Locate each line with the string "пунктом" in the listing below and copy it.

◆ ◆ ◆ ◆ ◆

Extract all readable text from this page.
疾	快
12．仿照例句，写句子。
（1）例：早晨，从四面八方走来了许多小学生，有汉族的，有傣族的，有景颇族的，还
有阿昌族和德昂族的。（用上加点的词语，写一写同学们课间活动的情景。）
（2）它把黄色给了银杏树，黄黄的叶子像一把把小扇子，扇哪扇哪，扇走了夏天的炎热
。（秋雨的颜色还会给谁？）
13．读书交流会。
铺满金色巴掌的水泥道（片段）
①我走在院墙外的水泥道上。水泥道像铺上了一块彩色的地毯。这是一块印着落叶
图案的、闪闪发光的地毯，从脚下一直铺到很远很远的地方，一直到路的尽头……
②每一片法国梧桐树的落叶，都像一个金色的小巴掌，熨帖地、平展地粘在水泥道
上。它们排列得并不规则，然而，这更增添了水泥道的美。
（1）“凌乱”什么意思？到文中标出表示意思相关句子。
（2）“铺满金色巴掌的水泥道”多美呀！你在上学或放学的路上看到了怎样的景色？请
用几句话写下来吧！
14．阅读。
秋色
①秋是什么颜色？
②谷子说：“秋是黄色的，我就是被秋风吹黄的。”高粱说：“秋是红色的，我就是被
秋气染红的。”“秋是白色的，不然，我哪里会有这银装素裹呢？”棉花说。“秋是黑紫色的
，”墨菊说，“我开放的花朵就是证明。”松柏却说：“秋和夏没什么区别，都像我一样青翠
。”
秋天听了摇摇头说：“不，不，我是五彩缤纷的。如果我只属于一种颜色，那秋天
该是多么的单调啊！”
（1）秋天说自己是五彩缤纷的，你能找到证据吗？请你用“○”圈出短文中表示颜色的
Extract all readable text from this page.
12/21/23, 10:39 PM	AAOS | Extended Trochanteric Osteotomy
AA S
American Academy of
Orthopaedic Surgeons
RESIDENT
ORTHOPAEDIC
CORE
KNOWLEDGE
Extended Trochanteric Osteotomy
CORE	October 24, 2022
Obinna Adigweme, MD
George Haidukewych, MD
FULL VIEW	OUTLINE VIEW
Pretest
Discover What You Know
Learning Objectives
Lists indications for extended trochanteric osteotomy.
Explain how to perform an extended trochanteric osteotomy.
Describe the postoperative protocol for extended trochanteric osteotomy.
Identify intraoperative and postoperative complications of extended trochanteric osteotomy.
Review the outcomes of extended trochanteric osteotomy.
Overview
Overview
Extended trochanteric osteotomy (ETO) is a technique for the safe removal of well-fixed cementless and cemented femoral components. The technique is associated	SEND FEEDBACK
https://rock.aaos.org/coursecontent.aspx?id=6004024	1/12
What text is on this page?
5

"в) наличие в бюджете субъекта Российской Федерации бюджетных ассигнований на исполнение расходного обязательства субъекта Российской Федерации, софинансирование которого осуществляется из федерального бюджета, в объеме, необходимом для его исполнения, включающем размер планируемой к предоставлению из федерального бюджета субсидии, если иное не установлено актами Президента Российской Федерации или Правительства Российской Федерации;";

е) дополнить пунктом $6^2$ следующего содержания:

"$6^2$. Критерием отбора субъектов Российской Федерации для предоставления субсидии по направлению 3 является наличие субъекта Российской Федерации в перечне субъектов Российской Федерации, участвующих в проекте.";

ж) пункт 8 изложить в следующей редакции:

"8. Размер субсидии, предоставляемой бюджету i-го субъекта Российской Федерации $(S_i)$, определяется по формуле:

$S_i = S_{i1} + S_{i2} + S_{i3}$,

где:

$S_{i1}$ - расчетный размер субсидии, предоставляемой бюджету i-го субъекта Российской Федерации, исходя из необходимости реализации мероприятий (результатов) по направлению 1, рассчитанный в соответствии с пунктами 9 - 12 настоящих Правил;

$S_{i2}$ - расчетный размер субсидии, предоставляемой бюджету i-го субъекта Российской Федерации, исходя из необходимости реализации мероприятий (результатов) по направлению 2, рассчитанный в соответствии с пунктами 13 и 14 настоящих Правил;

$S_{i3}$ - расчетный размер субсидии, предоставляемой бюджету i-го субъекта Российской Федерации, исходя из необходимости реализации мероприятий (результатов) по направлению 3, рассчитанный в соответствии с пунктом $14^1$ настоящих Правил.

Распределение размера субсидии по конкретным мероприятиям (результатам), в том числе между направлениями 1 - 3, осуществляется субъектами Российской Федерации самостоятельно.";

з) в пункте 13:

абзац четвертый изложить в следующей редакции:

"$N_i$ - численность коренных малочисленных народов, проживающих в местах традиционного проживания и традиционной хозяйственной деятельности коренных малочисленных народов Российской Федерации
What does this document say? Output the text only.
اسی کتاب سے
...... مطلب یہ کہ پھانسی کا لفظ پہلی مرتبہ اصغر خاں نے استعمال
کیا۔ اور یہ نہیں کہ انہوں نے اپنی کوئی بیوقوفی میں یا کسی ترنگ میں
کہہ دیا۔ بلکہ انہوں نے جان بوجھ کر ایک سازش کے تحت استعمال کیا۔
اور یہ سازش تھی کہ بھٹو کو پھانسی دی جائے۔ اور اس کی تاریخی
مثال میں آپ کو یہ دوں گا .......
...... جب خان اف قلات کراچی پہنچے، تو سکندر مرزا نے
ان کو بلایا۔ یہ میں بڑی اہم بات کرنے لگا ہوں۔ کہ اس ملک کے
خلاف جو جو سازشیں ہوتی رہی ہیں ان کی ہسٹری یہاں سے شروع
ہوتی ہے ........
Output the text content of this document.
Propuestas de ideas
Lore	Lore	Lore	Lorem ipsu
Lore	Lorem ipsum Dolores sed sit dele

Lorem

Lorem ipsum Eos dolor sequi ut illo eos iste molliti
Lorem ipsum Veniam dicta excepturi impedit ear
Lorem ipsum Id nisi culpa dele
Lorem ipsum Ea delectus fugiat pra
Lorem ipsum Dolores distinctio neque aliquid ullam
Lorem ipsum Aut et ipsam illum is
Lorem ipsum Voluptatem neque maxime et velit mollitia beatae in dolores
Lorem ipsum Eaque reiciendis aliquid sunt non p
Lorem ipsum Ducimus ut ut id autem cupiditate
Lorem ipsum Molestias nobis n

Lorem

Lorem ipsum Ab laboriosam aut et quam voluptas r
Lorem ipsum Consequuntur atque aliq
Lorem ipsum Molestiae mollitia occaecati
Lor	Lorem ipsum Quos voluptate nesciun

◆ ◆ ◆ ◆ ◆

→ Result
е) дополнить пунктом $6^2$ следующего содержания:
$S_{i3}$ - расчетный размер субсидии, предоставляемой бюджету i-го субъекта Российской Федерации, исходя из необходимости реализации мероприятий (результатов) по направлению 3, рассчитанный в соответствии с пунктом $14^1$ настоящих Правил.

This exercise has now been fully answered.